● EXERCISE PROMPT:
The data below is to be returned in full and exactly.

[START]

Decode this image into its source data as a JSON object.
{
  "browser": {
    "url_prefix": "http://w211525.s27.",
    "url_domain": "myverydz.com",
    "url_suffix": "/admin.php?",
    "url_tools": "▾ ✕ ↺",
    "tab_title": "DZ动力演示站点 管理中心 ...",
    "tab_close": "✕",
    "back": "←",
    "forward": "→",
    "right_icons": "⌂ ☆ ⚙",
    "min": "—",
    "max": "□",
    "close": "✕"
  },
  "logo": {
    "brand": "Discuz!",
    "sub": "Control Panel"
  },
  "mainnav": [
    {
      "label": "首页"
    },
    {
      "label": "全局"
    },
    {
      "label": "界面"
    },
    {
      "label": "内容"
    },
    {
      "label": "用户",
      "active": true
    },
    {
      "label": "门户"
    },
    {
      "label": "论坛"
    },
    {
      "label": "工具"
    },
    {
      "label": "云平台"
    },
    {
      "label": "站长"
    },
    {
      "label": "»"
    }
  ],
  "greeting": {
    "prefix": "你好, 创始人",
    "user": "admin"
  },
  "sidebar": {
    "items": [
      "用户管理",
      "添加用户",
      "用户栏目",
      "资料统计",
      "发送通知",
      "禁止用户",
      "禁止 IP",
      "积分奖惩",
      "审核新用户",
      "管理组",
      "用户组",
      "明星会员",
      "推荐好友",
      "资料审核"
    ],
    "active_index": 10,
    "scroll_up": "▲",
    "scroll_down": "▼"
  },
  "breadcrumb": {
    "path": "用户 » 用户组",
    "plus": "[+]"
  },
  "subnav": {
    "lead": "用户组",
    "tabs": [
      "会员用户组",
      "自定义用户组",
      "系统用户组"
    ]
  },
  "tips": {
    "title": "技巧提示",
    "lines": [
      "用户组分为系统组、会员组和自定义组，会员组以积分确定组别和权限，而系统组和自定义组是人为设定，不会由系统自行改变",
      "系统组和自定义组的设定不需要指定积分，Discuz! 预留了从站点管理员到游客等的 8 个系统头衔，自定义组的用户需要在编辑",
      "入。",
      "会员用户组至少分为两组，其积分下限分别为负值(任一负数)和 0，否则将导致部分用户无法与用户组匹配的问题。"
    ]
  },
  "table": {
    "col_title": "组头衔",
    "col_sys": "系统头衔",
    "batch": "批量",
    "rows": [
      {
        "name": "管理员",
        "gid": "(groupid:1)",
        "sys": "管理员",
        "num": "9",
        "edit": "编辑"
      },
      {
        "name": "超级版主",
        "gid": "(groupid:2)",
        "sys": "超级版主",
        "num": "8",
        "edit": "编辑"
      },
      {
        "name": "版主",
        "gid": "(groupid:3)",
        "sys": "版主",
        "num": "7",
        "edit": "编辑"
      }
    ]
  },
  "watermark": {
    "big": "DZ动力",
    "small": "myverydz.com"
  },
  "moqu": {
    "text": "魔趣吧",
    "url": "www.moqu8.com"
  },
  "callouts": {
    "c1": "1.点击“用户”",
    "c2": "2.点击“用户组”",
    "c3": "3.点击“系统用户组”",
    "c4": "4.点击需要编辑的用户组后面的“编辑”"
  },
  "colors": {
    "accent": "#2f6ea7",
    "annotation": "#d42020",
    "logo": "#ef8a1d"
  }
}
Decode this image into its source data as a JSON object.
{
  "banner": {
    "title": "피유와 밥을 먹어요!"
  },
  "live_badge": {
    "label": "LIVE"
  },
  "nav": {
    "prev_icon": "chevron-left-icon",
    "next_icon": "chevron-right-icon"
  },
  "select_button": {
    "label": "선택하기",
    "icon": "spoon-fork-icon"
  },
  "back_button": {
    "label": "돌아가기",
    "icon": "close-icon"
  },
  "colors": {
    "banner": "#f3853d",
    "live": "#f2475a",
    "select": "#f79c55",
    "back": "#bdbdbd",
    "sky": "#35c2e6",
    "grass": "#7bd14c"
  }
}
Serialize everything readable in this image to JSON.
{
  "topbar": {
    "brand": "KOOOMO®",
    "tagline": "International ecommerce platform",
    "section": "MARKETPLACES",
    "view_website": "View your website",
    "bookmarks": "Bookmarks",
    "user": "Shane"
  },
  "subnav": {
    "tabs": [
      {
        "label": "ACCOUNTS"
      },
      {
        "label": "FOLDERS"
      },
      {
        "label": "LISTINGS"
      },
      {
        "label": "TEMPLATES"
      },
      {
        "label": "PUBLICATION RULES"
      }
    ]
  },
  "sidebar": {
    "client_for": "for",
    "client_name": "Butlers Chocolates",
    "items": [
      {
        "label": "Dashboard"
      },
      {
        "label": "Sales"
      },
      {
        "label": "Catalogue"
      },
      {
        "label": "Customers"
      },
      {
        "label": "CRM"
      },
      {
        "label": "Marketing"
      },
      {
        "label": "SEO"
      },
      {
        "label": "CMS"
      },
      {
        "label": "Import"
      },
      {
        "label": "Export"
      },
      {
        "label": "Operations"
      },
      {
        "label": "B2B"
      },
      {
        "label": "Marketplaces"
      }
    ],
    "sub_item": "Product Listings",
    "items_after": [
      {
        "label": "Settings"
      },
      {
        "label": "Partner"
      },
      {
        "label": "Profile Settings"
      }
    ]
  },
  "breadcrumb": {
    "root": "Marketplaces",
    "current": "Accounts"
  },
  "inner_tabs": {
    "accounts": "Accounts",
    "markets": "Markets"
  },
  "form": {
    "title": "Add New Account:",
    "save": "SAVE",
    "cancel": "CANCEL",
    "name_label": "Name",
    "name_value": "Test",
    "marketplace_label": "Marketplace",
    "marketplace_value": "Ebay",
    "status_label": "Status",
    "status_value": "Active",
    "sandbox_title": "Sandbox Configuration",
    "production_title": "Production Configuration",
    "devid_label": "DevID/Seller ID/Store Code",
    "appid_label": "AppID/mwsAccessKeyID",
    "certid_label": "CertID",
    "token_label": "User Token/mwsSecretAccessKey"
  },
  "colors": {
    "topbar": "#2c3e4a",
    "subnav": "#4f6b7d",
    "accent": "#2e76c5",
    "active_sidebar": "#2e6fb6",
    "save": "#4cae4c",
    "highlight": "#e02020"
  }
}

[END]

● EXPECTED OUTPUT:
Decode this image into its source data as a JSON object.
{
  "browser": {
    "url_prefix": "http://w211525.s27.",
    "url_domain": "myverydz.com",
    "url_suffix": "/admin.php?",
    "url_tools": "▾ ✕ ↺",
    "tab_title": "DZ动力演示站点 管理中心 ...",
    "tab_close": "✕",
    "back": "←",
    "forward": "→",
    "right_icons": "⌂ ☆ ⚙",
    "min": "—",
    "max": "□",
    "close": "✕"
  },
  "logo": {
    "brand": "Discuz!",
    "sub": "Control Panel"
  },
  "mainnav": [
    {
      "label": "首页"
    },
    {
      "label": "全局"
    },
    {
      "label": "界面"
    },
    {
      "label": "内容"
    },
    {
      "label": "用户",
      "active": true
    },
    {
      "label": "门户"
    },
    {
      "label": "论坛"
    },
    {
      "label": "工具"
    },
    {
      "label": "云平台"
    },
    {
      "label": "站长"
    },
    {
      "label": "»"
    }
  ],
  "greeting": {
    "prefix": "你好, 创始人",
    "user": "admin"
  },
  "sidebar": {
    "items": [
      "用户管理",
      "添加用户",
      "用户栏目",
      "资料统计",
      "发送通知",
      "禁止用户",
      "禁止 IP",
      "积分奖惩",
      "审核新用户",
      "管理组",
      "用户组",
      "明星会员",
      "推荐好友",
      "资料审核"
    ],
    "active_index": 10,
    "scroll_up": "▲",
    "scroll_down": "▼"
  },
  "breadcrumb": {
    "path": "用户 » 用户组",
    "plus": "[+]"
  },
  "subnav": {
    "lead": "用户组",
    "tabs": [
      "会员用户组",
      "自定义用户组",
      "系统用户组"
    ]
  },
  "tips": {
    "title": "技巧提示",
    "lines": [
      "用户组分为系统组、会员组和自定义组，会员组以积分确定组别和权限，而系统组和自定义组是人为设定，不会由系统自行改变",
      "系统组和自定义组的设定不需要指定积分，Discuz! 预留了从站点管理员到游客等的 8 个系统头衔，自定义组的用户需要在编辑",
      "入。",
      "会员用户组至少分为两组，其积分下限分别为负值(任一负数)和 0，否则将导致部分用户无法与用户组匹配的问题。"
    ]
  },
  "table": {
    "col_title": "组头衔",
    "col_sys": "系统头衔",
    "batch": "批量",
    "rows": [
      {
        "name": "管理员",
        "gid": "(groupid:1)",
        "sys": "管理员",
        "num": "9",
        "edit": "编辑"
      },
      {
        "name": "超级版主",
        "gid": "(groupid:2)",
        "sys": "超级版主",
        "num": "8",
        "edit": "编辑"
      },
      {
        "name": "版主",
        "gid": "(groupid:3)",
        "sys": "版主",
        "num": "7",
        "edit": "编辑"
      }
    ]
  },
  "watermark": {
    "big": "DZ动力",
    "small": "myverydz.com"
  },
  "moqu": {
    "text": "魔趣吧",
    "url": "www.moqu8.com"
  },
  "callouts": {
    "c1": "1.点击“用户”",
    "c2": "2.点击“用户组”",
    "c3": "3.点击“系统用户组”",
    "c4": "4.点击需要编辑的用户组后面的“编辑”"
  },
  "colors": {
    "accent": "#2f6ea7",
    "annotation": "#d42020",
    "logo": "#ef8a1d"
  }
}
Decode this image into its source data as a JSON object.
{
  "banner": {
    "title": "피유와 밥을 먹어요!"
  },
  "live_badge": {
    "label": "LIVE"
  },
  "nav": {
    "prev_icon": "chevron-left-icon",
    "next_icon": "chevron-right-icon"
  },
  "select_button": {
    "label": "선택하기",
    "icon": "spoon-fork-icon"
  },
  "back_button": {
    "label": "돌아가기",
    "icon": "close-icon"
  },
  "colors": {
    "banner": "#f3853d",
    "live": "#f2475a",
    "select": "#f79c55",
    "back": "#bdbdbd",
    "sky": "#35c2e6",
    "grass": "#7bd14c"
  }
}
Serialize everything readable in this image to JSON.
{
  "topbar": {
    "brand": "KOOOMO®",
    "tagline": "International ecommerce platform",
    "section": "MARKETPLACES",
    "view_website": "View your website",
    "bookmarks": "Bookmarks",
    "user": "Shane"
  },
  "subnav": {
    "tabs": [
      {
        "label": "ACCOUNTS"
      },
      {
        "label": "FOLDERS"
      },
      {
        "label": "LISTINGS"
      },
      {
        "label": "TEMPLATES"
      },
      {
        "label": "PUBLICATION RULES"
      }
    ]
  },
  "sidebar": {
    "client_for": "for",
    "client_name": "Butlers Chocolates",
    "items": [
      {
        "label": "Dashboard"
      },
      {
        "label": "Sales"
      },
      {
        "label": "Catalogue"
      },
      {
        "label": "Customers"
      },
      {
        "label": "CRM"
      },
      {
        "label": "Marketing"
      },
      {
        "label": "SEO"
      },
      {
        "label": "CMS"
      },
      {
        "label": "Import"
      },
      {
        "label": "Export"
      },
      {
        "label": "Operations"
      },
      {
        "label": "B2B"
      },
      {
        "label": "Marketplaces"
      }
    ],
    "sub_item": "Product Listings",
    "items_after": [
      {
        "label": "Settings"
      },
      {
        "label": "Partner"
      },
      {
        "label": "Profile Settings"
      }
    ]
  },
  "breadcrumb": {
    "root": "Marketplaces",
    "current": "Accounts"
  },
  "inner_tabs": {
    "accounts": "Accounts",
    "markets": "Markets"
  },
  "form": {
    "title": "Add New Account:",
    "save": "SAVE",
    "cancel": "CANCEL",
    "name_label": "Name",
    "name_value": "Test",
    "marketplace_label": "Marketplace",
    "marketplace_value": "Ebay",
    "status_label": "Status",
    "status_value": "Active",
    "sandbox_title": "Sandbox Configuration",
    "production_title": "Production Configuration",
    "devid_label": "DevID/Seller ID/Store Code",
    "appid_label": "AppID/mwsAccessKeyID",
    "certid_label": "CertID",
    "token_label": "User Token/mwsSecretAccessKey"
  },
  "colors": {
    "topbar": "#2c3e4a",
    "subnav": "#4f6b7d",
    "accent": "#2e76c5",
    "active_sidebar": "#2e6fb6",
    "save": "#4cae4c",
    "highlight": "#e02020"
  }
}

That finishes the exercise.